(Required work):
**A)** Rewrite the passage of the text on tree-based string search starting at "In the previous" and ending at "to the tree.", replacing "prefixes" with "word beginnings".
**B)** From the text on tree-based string search, list the names of all the search engines the author says were implemented.
**C)** Continue the text on tree-based string search from its final sentence.

(Text):
Segment Open

This tree is great for exact match string searching; Start with the root node and the first character of the search string. Check if the current node has a child matching the current character. If it does, move to the node and the next character and repeat the process. If it doesn't then the word doesn't exist in the searchable text. If we find a match for every letter, the word exists in the searchable text.
The previous tree is only good for the Contains() method as the tree has no information about where the matches are found or how many times they occur. To add this information to the tree we could add a new node at the end of every word with its index in the original text
We follow the same procedure as before to find words, only this time we know if we have found a complete word (if there is one or more index nodes on the last node we check). We can also find all instances of the word by traversing the rest of the tree and returning all the index nodes found. For example we can see that "ba" is in the string twice by finding all the index nodes after the 'a' node; In this case at characters 4 and 8.
From this tree we can also find entire sentences if our search algorithm is good enough. Basically it just needs to find the words in the sentence individually and then using the indexes and the word lengths work out which words combinations were next to each other in the original text.
The reason this is all possible is the tree has enough information to re-build the original string.
In the previous trees we can only search efficiently for words and prefixes. What if we want to be able to search for substrings? We can do this by also adding all the suffixes of each word to the tree.
Now we can search for words, substrings and sentences and get all the occurrences. That's pretty cool, but this tree is getting pretty massive compared to the original string.
I'm not actually going to describe how to implement this tree, its easier just to check the code and step through it if you have too.
The search engines I have implemented are
SimpleTextSearch Using IndexOf() and Contains() methods on System.String
RegexTextSearch Quick and dirty Regex implementation
SimpleTreeTextSearch The basic tree with no index information. Only implements the Contains() method
IndexTreeTextSearch The basic tree with index information. Search algorithm only looks for a single word
ExtendedIndexTextTreeSearch Extends the IndexedTreeTextSearch search algorithm to support multiple word search phrases
SuffixIndexTreeTextSearch Extends the IndexedTreeTextSearch to include suffixes in the tree.

Segment Closed

(Data):

Segment Open

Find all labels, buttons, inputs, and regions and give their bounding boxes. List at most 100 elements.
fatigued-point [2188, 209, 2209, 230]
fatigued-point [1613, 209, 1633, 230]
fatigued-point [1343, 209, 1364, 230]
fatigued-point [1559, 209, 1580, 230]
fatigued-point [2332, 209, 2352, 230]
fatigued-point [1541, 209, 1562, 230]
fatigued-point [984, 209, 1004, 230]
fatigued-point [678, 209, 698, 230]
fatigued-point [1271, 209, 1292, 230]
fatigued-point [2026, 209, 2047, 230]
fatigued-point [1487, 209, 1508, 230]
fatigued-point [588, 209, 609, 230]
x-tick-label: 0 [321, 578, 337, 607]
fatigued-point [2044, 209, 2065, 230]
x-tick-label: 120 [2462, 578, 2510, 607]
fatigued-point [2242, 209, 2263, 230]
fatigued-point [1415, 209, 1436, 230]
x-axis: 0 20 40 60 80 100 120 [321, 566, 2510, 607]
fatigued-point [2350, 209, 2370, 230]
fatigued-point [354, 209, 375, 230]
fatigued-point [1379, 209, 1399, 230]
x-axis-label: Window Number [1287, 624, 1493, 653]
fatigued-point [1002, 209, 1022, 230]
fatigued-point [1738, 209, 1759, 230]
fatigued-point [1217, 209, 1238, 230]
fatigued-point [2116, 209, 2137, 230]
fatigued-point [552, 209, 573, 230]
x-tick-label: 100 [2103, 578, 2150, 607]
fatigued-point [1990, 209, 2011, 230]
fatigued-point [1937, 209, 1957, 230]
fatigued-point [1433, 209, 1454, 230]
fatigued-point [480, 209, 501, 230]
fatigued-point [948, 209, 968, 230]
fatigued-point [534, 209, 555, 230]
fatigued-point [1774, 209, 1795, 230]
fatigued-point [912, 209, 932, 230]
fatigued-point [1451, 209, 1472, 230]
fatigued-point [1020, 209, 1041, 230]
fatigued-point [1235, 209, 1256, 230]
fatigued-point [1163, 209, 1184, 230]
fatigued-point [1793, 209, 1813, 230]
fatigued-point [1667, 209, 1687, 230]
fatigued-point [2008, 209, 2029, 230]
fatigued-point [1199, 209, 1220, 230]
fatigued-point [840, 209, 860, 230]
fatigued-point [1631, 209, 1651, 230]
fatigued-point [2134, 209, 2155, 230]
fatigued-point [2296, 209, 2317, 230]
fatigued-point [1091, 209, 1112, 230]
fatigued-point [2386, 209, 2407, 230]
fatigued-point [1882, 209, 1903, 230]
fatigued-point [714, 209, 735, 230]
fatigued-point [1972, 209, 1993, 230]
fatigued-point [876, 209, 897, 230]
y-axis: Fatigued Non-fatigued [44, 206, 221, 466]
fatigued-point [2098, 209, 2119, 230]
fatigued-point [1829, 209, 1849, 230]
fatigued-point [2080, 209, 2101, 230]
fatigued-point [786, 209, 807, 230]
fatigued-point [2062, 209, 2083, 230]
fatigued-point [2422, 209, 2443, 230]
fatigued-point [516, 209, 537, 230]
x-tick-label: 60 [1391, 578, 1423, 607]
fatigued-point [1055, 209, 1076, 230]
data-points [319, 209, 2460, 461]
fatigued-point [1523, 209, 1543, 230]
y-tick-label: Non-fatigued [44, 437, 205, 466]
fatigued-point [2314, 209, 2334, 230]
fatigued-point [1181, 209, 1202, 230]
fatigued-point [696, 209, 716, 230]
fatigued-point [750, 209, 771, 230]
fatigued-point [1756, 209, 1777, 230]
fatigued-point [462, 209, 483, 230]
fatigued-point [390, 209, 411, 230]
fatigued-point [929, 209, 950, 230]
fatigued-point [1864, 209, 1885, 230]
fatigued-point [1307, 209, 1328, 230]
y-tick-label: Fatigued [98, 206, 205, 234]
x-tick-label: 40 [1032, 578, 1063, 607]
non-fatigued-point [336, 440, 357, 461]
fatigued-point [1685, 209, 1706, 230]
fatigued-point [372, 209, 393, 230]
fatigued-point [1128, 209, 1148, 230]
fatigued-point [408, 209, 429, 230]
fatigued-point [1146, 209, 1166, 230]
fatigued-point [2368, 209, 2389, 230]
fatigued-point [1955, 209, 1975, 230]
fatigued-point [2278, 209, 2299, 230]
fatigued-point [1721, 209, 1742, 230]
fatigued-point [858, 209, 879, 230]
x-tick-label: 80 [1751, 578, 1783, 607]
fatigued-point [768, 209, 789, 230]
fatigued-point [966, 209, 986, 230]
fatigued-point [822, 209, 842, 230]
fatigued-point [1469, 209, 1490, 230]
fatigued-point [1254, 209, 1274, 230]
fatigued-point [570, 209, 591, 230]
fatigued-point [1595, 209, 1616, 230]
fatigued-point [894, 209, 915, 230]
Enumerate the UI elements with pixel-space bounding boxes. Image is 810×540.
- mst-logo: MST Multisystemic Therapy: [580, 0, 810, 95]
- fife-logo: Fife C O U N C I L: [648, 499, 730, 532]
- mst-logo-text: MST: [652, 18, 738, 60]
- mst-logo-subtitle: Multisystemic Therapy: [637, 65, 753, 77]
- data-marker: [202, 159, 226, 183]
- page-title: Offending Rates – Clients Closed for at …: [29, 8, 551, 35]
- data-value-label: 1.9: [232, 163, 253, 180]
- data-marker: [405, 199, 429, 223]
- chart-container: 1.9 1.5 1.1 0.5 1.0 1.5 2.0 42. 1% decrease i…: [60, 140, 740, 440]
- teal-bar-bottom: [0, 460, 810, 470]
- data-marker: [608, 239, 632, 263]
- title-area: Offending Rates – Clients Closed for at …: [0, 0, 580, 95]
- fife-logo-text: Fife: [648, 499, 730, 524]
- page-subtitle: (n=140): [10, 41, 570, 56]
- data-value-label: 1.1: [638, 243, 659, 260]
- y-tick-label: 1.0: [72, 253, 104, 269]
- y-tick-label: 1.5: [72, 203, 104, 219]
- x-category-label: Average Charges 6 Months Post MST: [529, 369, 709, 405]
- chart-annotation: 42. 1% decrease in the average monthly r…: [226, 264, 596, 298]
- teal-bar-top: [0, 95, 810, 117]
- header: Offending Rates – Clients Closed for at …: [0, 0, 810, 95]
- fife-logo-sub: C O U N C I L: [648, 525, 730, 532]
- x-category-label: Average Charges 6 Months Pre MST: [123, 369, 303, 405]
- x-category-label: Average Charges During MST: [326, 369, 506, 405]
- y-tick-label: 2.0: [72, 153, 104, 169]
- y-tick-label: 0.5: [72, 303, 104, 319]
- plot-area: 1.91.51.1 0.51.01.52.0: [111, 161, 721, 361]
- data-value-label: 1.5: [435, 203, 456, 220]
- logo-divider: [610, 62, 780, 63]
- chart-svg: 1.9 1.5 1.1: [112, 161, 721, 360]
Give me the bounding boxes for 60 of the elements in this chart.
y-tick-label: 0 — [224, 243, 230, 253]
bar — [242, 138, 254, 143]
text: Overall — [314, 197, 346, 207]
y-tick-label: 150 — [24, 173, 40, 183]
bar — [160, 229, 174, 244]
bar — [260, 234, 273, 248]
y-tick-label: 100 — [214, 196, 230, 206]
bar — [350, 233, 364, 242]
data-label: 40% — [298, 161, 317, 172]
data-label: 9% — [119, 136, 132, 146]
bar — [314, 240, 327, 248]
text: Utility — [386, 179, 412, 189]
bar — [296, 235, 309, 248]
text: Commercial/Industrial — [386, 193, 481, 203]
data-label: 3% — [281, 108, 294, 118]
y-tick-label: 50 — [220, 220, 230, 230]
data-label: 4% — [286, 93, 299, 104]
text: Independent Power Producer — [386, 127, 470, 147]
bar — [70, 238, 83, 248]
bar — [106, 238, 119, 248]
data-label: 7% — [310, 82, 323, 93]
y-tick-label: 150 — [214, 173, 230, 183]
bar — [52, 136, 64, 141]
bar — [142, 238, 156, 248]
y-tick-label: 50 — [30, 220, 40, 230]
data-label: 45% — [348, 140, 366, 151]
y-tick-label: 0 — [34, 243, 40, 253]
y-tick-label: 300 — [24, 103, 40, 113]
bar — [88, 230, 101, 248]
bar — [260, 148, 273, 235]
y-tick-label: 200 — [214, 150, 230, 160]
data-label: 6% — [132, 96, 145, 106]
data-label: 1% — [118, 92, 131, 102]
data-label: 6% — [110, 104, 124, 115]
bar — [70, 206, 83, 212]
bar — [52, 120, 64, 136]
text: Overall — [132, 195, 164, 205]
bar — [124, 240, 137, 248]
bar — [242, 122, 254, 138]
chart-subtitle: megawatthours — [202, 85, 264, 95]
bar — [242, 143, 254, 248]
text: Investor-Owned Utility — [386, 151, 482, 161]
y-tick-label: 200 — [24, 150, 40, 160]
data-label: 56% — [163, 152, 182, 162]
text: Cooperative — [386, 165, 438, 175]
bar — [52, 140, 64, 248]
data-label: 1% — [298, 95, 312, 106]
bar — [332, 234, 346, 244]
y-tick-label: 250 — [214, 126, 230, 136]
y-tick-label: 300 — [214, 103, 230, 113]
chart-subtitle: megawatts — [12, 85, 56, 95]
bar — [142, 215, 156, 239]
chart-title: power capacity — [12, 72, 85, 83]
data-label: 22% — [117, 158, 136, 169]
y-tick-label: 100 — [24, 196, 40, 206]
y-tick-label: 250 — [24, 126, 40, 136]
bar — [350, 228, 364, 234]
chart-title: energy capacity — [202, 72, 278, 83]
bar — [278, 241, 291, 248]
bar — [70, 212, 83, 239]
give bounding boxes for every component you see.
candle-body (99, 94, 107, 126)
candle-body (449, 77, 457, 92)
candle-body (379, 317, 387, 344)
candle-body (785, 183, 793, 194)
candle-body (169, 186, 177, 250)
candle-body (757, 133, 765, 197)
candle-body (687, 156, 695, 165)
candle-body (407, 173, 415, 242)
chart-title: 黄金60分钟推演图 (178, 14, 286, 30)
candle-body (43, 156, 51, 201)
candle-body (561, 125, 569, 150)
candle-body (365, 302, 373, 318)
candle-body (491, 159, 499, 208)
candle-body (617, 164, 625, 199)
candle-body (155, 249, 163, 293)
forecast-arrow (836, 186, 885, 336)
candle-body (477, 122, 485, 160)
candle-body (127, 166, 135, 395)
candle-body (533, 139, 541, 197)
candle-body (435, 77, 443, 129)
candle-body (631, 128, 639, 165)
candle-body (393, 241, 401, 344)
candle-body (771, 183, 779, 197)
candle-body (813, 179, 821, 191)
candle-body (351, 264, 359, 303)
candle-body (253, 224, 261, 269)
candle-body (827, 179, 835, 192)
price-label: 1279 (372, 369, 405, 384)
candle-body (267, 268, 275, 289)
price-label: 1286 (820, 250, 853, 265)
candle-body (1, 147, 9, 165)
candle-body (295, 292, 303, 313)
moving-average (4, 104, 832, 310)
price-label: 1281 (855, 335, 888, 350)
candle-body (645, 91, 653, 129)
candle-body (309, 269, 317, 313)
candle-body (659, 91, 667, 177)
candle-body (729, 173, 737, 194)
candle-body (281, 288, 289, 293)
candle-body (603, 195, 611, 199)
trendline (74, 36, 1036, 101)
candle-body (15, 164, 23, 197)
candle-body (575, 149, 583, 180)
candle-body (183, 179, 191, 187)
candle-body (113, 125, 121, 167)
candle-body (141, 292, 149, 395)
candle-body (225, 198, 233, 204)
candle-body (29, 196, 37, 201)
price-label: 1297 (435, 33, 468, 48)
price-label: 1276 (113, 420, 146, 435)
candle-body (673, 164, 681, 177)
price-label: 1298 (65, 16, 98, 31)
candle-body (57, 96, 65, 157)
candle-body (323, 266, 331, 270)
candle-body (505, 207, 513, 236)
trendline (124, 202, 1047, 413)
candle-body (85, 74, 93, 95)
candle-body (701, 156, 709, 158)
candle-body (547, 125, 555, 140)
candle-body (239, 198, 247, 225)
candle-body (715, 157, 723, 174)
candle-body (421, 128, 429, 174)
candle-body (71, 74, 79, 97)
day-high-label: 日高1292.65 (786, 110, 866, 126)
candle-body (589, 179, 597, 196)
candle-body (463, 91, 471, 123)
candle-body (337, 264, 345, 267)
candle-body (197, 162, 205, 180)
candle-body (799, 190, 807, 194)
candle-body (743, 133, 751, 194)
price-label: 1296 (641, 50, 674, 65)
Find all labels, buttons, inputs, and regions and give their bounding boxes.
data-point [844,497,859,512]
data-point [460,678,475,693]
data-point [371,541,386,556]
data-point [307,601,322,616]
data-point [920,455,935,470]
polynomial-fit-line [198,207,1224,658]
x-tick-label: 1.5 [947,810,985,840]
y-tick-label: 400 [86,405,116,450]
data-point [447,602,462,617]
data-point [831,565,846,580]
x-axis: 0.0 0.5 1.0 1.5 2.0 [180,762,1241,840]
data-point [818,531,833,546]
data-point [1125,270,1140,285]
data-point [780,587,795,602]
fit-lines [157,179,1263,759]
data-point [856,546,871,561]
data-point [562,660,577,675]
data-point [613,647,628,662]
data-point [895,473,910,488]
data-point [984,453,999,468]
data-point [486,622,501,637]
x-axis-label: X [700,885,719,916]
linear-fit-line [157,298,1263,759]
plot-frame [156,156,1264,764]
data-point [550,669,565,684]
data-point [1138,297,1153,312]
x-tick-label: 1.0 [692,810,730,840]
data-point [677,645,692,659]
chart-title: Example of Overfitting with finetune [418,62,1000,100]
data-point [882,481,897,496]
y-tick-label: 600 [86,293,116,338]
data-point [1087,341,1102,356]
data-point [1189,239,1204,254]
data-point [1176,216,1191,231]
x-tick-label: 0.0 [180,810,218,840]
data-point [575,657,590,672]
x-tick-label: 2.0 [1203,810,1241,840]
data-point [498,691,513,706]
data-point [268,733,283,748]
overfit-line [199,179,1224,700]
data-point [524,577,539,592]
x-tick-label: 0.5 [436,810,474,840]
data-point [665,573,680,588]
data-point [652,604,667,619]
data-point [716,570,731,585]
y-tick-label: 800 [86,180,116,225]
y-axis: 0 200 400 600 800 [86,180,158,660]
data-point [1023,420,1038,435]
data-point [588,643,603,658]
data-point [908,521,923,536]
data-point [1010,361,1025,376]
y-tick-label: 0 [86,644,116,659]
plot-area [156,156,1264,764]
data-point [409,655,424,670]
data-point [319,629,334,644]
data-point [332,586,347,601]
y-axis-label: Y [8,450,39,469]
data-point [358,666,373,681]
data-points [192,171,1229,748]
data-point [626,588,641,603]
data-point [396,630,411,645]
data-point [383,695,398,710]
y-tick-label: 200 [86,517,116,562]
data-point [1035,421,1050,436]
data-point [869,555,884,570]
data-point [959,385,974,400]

Segment Closed

(Responses by item number):
**A)**
In the previous trees we can only search efficiently for words and word beginnings. What if we want to be able to search for substrings? We can do this by also adding all the suffixes of each word to the tree.

**B)**
SimpleTextSearch
RegexTextSearch
SimpleTreeTextSearch
IndexTreeTextSearch
ExtendedIndexTextTreeSearch
SuffixIndexTreeTextSearch

**C)**
ExtendedSuffixIndexTreeTextSearch Includes suffixes and the search algorithm from above that supports multiple word search phrases.
Some things I didn't do but would look into if I was actually going to use this anywhere:
Hash tables for each nodes children (currently using List<>)
Split text into words more effectively and maybe remove stop words (How to Split a Text into Words might be worth reading)
Case insensitive search algorithm (with case information still in the tree)
Removing casing from searchable text
To be honest, I got distracted away from this by getting into the new Silverlight 2 SDK for my DevSta entry, Desktop Racer. DevStar is an Australian Microsoft Visual Studios development competition and I figured Silverlight 2 is a little more exciting than a text searching algorithm by someone with little to no background text search theory. Never-the-less I've got the ExtendedSuffixIndexTreeTextSearch passing all the functional search test I've written. I've uploaded a copy of the results and the project in its current state.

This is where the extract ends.